Data entries
※

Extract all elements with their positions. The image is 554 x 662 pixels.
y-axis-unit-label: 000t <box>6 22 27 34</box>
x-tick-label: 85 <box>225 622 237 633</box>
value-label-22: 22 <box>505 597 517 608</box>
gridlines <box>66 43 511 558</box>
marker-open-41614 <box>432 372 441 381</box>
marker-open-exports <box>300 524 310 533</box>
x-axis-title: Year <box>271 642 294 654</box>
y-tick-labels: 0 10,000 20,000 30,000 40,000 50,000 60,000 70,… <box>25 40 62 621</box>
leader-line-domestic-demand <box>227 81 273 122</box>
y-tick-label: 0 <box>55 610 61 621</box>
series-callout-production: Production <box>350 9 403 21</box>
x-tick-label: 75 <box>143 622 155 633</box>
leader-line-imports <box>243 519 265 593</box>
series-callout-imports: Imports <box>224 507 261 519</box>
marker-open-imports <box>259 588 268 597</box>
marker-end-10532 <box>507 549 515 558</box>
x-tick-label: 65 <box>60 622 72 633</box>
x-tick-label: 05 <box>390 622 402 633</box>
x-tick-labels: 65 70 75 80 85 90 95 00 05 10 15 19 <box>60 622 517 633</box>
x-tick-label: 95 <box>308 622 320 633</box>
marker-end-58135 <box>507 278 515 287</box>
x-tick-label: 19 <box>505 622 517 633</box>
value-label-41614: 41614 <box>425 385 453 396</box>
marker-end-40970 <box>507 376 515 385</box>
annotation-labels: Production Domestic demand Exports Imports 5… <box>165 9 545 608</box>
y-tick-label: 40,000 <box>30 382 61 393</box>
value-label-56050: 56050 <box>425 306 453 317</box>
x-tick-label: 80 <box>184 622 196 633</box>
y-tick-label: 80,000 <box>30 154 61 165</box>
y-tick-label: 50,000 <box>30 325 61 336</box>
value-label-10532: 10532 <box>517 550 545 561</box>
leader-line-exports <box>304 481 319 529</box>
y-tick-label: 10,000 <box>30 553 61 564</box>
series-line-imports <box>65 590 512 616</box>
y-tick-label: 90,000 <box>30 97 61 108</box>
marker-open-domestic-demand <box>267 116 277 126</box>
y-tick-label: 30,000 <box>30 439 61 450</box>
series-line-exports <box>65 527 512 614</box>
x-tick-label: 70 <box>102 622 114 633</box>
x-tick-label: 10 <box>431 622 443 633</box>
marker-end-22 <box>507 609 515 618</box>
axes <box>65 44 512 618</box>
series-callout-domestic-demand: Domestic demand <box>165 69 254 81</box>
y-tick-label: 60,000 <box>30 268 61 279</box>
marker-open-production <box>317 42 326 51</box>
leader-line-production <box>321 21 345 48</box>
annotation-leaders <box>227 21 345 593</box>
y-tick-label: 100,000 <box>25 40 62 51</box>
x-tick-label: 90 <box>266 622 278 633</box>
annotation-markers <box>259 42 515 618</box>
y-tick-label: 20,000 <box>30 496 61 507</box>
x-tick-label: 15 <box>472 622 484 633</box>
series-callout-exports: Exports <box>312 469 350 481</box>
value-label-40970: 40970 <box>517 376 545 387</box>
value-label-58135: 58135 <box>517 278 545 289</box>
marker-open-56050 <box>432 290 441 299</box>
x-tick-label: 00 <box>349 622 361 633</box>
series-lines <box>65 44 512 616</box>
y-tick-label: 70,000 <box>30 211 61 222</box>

※

Pull out every line of the records above that contains the string "axis", and list those lines in their original order.

Exercise result:
y-axis-unit-label: 000t <box>6 22 27 34</box>
x-axis-title: Year <box>271 642 294 654</box>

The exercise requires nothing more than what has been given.